Element location data

______________________________

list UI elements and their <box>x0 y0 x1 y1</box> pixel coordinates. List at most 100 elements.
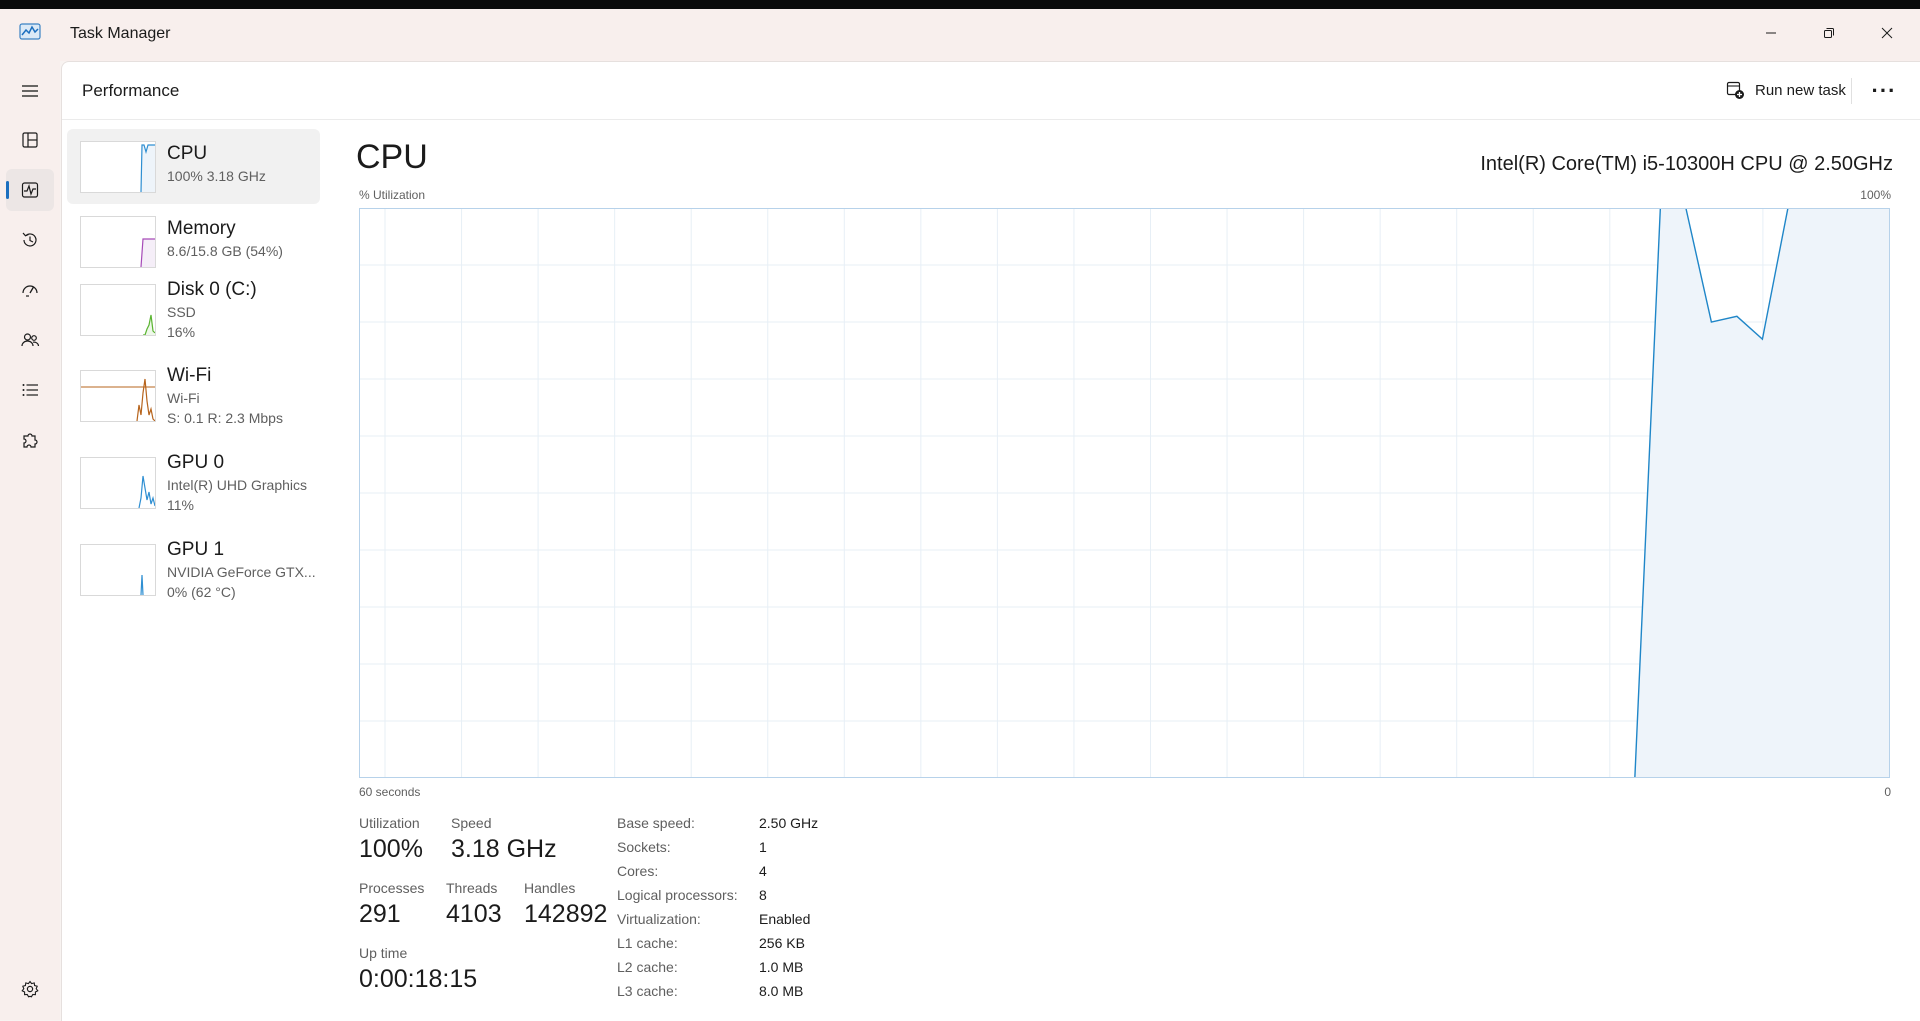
spec-value: 256 KB <box>759 935 805 951</box>
device-name: Memory <box>167 218 236 239</box>
spec-value: 1.0 MB <box>759 959 804 975</box>
run-new-task-button[interactable]: Run new task <box>1717 73 1854 107</box>
nav-services[interactable] <box>6 419 54 461</box>
more-options-button[interactable]: ··· <box>1867 75 1901 107</box>
cpu-model-name: Intel(R) Core(TM) i5-10300H CPU @ 2.50GH… <box>1480 153 1893 175</box>
spec-label: L1 cache: <box>617 935 678 951</box>
services-puzzle-icon <box>23 433 38 448</box>
restore-button[interactable] <box>1800 11 1858 55</box>
speed-value: 3.18 GHz <box>451 835 557 863</box>
nav-processes[interactable] <box>6 119 54 161</box>
device-memory[interactable]: Memory 8.6/15.8 GB (54%) <box>67 204 320 279</box>
spec-label: Virtualization: <box>617 911 701 927</box>
spec-value: 1 <box>759 839 767 855</box>
device-detail: NVIDIA GeForce GTX... <box>167 564 316 580</box>
memory-mini-graph <box>80 216 156 268</box>
speed-label: Speed <box>451 815 492 831</box>
window-title: Task Manager <box>70 25 171 42</box>
spec-label: L3 cache: <box>617 983 678 999</box>
page-header: Performance Run new task ··· <box>62 62 1920 120</box>
spec-value: 8.0 MB <box>759 983 804 999</box>
device-detail-secondary: 11% <box>167 497 194 513</box>
nav-settings[interactable] <box>6 968 54 1010</box>
spec-value: Enabled <box>759 911 811 927</box>
device-detail: Wi-Fi <box>167 390 200 406</box>
nav-startup-apps[interactable] <box>6 269 54 311</box>
graph-y-label: % Utilization <box>359 188 426 202</box>
page-title: Performance <box>82 81 180 100</box>
spec-label: Cores: <box>617 863 659 879</box>
nav-performance[interactable] <box>6 169 54 211</box>
run-new-task-icon <box>1726 81 1744 99</box>
device-name: GPU 0 <box>167 452 225 473</box>
graph-x-label: 60 seconds <box>359 785 421 799</box>
screen-top-strip <box>0 0 1920 9</box>
startup-apps-icon <box>22 285 38 297</box>
spec-value: 8 <box>759 887 767 903</box>
gpu0-sparkline <box>138 475 155 508</box>
device-detail: 100% 3.18 GHz <box>167 168 266 184</box>
spec-label: L2 cache: <box>617 959 678 975</box>
device-name: GPU 1 <box>167 539 225 560</box>
utilization-label: Utilization <box>359 815 420 831</box>
spec-value: 4 <box>759 863 767 879</box>
gpu0-mini-graph <box>80 457 156 509</box>
device-detail-secondary: S: 0.1 R: 2.3 Mbps <box>167 410 283 426</box>
disk-mini-graph <box>80 284 156 336</box>
performance-icon <box>21 182 39 198</box>
disk-sparkline <box>143 314 155 335</box>
device-gpu0[interactable]: GPU 0 Intel(R) UHD Graphics 11% <box>67 452 320 539</box>
cpu-mini-graph <box>80 141 156 193</box>
device-wifi[interactable]: Wi-Fi Wi-Fi S: 0.1 R: 2.3 Mbps <box>67 365 320 452</box>
graph-x-min-label: 0 <box>1884 785 1891 799</box>
device-gpu1[interactable]: GPU 1 NVIDIA GeForce GTX... 0% (62 °C) <box>67 539 320 609</box>
processes-label: Processes <box>359 880 425 896</box>
header-divider <box>1851 78 1852 104</box>
device-name: Disk 0 (C:) <box>167 279 257 300</box>
threads-label: Threads <box>446 880 498 896</box>
graph-y-max-label: 100% <box>1860 188 1891 202</box>
spec-label: Base speed: <box>617 815 695 831</box>
device-detail: 8.6/15.8 GB (54%) <box>167 243 283 259</box>
close-button[interactable] <box>1858 11 1916 55</box>
processes-icon <box>22 132 38 148</box>
device-list: CPU 100% 3.18 GHz Memory 8.6/15.8 GB (54… <box>67 129 322 609</box>
uptime-value: 0:00:18:15 <box>359 965 478 993</box>
users-icon <box>21 333 40 347</box>
close-icon <box>1881 27 1893 39</box>
cpu-sparkline <box>140 144 155 192</box>
nav-menu-button[interactable] <box>6 70 54 112</box>
main-content: Performance Run new task ··· CPU 1 00% 3.… <box>61 61 1920 1021</box>
threads-value: 4103 <box>446 900 502 928</box>
uptime-label: Up time <box>359 945 408 961</box>
spec-value: 2.50 GHz <box>759 815 819 831</box>
device-disk0[interactable]: Disk 0 (C:) SSD 16% <box>67 279 320 365</box>
device-detail-secondary: 16% <box>167 324 196 340</box>
nav-users[interactable] <box>6 319 54 361</box>
navigation-rail <box>0 61 60 1020</box>
active-nav-indicator <box>6 181 9 199</box>
restore-icon <box>1824 28 1834 38</box>
gpu1-mini-graph <box>80 544 156 596</box>
device-detail-secondary: 0% (62 °C) <box>167 584 236 600</box>
memory-sparkline <box>140 238 155 267</box>
device-detail: Intel(R) UHD Graphics <box>167 477 308 493</box>
cpu-heading: CPU <box>356 138 428 176</box>
hamburger-menu-icon <box>22 85 38 97</box>
utilization-value: 100% <box>359 835 423 863</box>
device-cpu[interactable]: CPU 100% 3.18 GHz <box>67 129 320 204</box>
cpu-utilization-graph <box>359 208 1890 778</box>
wifi-sparkline <box>81 378 155 421</box>
task-manager-app-icon <box>19 21 41 43</box>
minimize-icon <box>1766 32 1776 34</box>
device-detail: SSD <box>167 304 196 320</box>
spec-label: Logical processors: <box>617 887 738 903</box>
app-history-icon <box>22 232 37 247</box>
handles-label: Handles <box>524 880 576 896</box>
minimize-button[interactable] <box>1742 11 1800 55</box>
spec-label: Sockets: <box>617 839 671 855</box>
nav-app-history[interactable] <box>6 219 54 261</box>
title-bar: Task Manager <box>0 9 1920 61</box>
nav-details[interactable] <box>6 369 54 411</box>
wifi-mini-graph <box>80 370 156 422</box>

______________________________

Return all the lines from the entries above word for word, omitting the pictures.

* **In response**:
list UI elements and their <box>x0 y0 x1 y1</box> pixel coordinates. List at most 100 elements.
spec-value: 256 KB <box>759 935 805 951</box>
device-name: Memory <box>167 218 236 239</box>
spec-value: 1.0 MB <box>759 959 804 975</box>
run-new-task-button[interactable]: Run new task <box>1717 73 1854 107</box>
nav-services[interactable] <box>6 419 54 461</box>
more-options-button[interactable]: ··· <box>1867 75 1901 107</box>
cpu-model-name: Intel(R) Core(TM) i5-10300H CPU @ 2.50GH… <box>1480 153 1893 175</box>
spec-label: L1 cache: <box>617 935 678 951</box>
services-puzzle-icon <box>23 433 38 448</box>
restore-button[interactable] <box>1800 11 1858 55</box>
speed-value: 3.18 GHz <box>451 835 557 863</box>
nav-processes[interactable] <box>6 119 54 161</box>
device-memory[interactable]: Memory 8.6/15.8 GB (54%) <box>67 204 320 279</box>
spec-label: Virtualization: <box>617 911 701 927</box>
spec-value: 1 <box>759 839 767 855</box>
device-detail: NVIDIA GeForce GTX... <box>167 564 316 580</box>
memory-mini-graph <box>80 216 156 268</box>
speed-label: Speed <box>451 815 492 831</box>
window-title: Task Manager <box>70 25 171 42</box>
spec-label: L3 cache: <box>617 983 678 999</box>
page-header: Performance Run new task ··· <box>62 62 1920 120</box>
spec-value: 8.0 MB <box>759 983 804 999</box>
device-detail-secondary: 11% <box>167 497 194 513</box>
nav-settings[interactable] <box>6 968 54 1010</box>
spec-value: Enabled <box>759 911 811 927</box>
device-detail: Wi-Fi <box>167 390 200 406</box>
nav-startup-apps[interactable] <box>6 269 54 311</box>
graph-y-label: % Utilization <box>359 188 426 202</box>
page-title: Performance <box>82 81 180 100</box>
spec-label: Cores: <box>617 863 659 879</box>
nav-performance[interactable] <box>6 169 54 211</box>
run-new-task-icon <box>1726 81 1744 99</box>
device-name: GPU 0 <box>167 452 225 473</box>
graph-x-label: 60 seconds <box>359 785 421 799</box>
screen-top-strip <box>0 0 1920 9</box>
startup-apps-icon <box>22 285 38 297</box>
spec-value: 8 <box>759 887 767 903</box>
gpu0-sparkline <box>138 475 155 508</box>
device-detail: 100% 3.18 GHz <box>167 168 266 184</box>
spec-label: L2 cache: <box>617 959 678 975</box>
device-name: GPU 1 <box>167 539 225 560</box>
utilization-label: Utilization <box>359 815 420 831</box>
spec-value: 4 <box>759 863 767 879</box>
gpu0-mini-graph <box>80 457 156 509</box>
device-detail-secondary: S: 0.1 R: 2.3 Mbps <box>167 410 283 426</box>
disk-mini-graph <box>80 284 156 336</box>
performance-icon <box>21 182 39 198</box>
disk-sparkline <box>143 314 155 335</box>
device-gpu0[interactable]: GPU 0 Intel(R) UHD Graphics 11% <box>67 452 320 539</box>
cpu-mini-graph <box>80 141 156 193</box>
device-wifi[interactable]: Wi-Fi Wi-Fi S: 0.1 R: 2.3 Mbps <box>67 365 320 452</box>
graph-x-min-label: 0 <box>1884 785 1891 799</box>
device-gpu1[interactable]: GPU 1 NVIDIA GeForce GTX... 0% (62 °C) <box>67 539 320 609</box>
processes-label: Processes <box>359 880 425 896</box>
header-divider <box>1851 78 1852 104</box>
device-name: Disk 0 (C:) <box>167 279 257 300</box>
threads-label: Threads <box>446 880 498 896</box>
graph-y-max-label: 100% <box>1860 188 1891 202</box>
spec-label: Base speed: <box>617 815 695 831</box>
device-detail: 8.6/15.8 GB (54%) <box>167 243 283 259</box>
close-button[interactable] <box>1858 11 1916 55</box>
processes-icon <box>22 132 38 148</box>
device-list: CPU 100% 3.18 GHz Memory 8.6/15.8 GB (54… <box>67 129 322 609</box>
uptime-value: 0:00:18:15 <box>359 965 478 993</box>
users-icon <box>21 333 40 347</box>
close-icon <box>1881 27 1893 39</box>
cpu-sparkline <box>140 144 155 192</box>
nav-menu-button[interactable] <box>6 70 54 112</box>
main-content: Performance Run new task ··· CPU 1 00% 3.… <box>61 61 1920 1021</box>
threads-value: 4103 <box>446 900 502 928</box>
uptime-label: Up time <box>359 945 408 961</box>
spec-value: 2.50 GHz <box>759 815 819 831</box>
device-disk0[interactable]: Disk 0 (C:) SSD 16% <box>67 279 320 365</box>
device-detail-secondary: 16% <box>167 324 196 340</box>
nav-users[interactable] <box>6 319 54 361</box>
navigation-rail <box>0 61 60 1020</box>
active-nav-indicator <box>6 181 9 199</box>
restore-icon <box>1824 28 1834 38</box>
gpu1-mini-graph <box>80 544 156 596</box>
device-detail-secondary: 0% (62 °C) <box>167 584 236 600</box>
memory-sparkline <box>140 238 155 267</box>
device-detail: Intel(R) UHD Graphics <box>167 477 308 493</box>
cpu-heading: CPU <box>356 138 428 176</box>
hamburger-menu-icon <box>22 85 38 97</box>
utilization-value: 100% <box>359 835 423 863</box>
device-cpu[interactable]: CPU 100% 3.18 GHz <box>67 129 320 204</box>
cpu-utilization-graph <box>359 208 1890 778</box>
wifi-sparkline <box>81 378 155 421</box>
task-manager-app-icon <box>19 21 41 43</box>
minimize-icon <box>1766 32 1776 34</box>
device-detail: SSD <box>167 304 196 320</box>
spec-label: Logical processors: <box>617 887 738 903</box>
app-history-icon <box>22 232 37 247</box>
handles-label: Handles <box>524 880 576 896</box>
minimize-button[interactable] <box>1742 11 1800 55</box>
spec-label: Sockets: <box>617 839 671 855</box>
nav-app-history[interactable] <box>6 219 54 261</box>
title-bar: Task Manager <box>0 9 1920 61</box>
nav-details[interactable] <box>6 369 54 411</box>
wifi-mini-graph <box>80 370 156 422</box>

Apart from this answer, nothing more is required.